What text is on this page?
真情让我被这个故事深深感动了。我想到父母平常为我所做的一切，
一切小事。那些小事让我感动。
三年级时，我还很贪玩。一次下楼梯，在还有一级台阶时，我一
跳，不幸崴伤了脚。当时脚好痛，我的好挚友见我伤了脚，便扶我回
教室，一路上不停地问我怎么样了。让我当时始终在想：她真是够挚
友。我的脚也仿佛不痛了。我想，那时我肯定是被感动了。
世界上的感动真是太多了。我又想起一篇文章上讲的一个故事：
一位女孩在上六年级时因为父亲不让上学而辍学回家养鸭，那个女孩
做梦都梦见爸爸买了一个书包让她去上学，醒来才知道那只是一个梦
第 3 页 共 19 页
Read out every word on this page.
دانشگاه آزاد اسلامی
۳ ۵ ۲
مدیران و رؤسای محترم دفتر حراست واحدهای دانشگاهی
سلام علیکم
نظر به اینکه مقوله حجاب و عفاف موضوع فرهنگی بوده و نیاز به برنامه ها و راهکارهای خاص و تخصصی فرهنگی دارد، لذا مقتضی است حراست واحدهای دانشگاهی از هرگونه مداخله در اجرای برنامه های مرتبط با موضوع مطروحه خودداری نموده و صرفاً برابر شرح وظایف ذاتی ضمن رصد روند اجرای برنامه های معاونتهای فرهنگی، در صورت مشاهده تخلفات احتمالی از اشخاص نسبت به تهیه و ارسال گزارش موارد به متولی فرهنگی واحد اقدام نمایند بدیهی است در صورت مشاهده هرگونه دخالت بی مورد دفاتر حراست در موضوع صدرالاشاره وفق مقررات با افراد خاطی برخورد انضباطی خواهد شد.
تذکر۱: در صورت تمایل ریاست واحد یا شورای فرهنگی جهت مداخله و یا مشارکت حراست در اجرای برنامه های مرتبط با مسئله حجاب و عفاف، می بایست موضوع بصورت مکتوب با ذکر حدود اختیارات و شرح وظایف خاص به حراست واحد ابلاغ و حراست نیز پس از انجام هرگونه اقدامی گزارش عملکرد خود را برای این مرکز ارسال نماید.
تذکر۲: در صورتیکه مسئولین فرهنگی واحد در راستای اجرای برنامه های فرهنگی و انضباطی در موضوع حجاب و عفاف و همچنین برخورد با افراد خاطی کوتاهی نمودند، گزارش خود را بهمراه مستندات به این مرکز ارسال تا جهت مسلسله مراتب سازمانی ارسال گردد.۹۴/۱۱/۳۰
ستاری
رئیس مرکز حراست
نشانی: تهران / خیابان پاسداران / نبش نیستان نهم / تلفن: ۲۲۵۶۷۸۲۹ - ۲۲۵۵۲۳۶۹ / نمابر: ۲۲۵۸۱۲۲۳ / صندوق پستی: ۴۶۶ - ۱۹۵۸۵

= = =

▶ [What is needed] Pick out all lines from the data above in which the word "this" appears.

▶ [Expected answer]
What text is on this page?
Read out every word on this page.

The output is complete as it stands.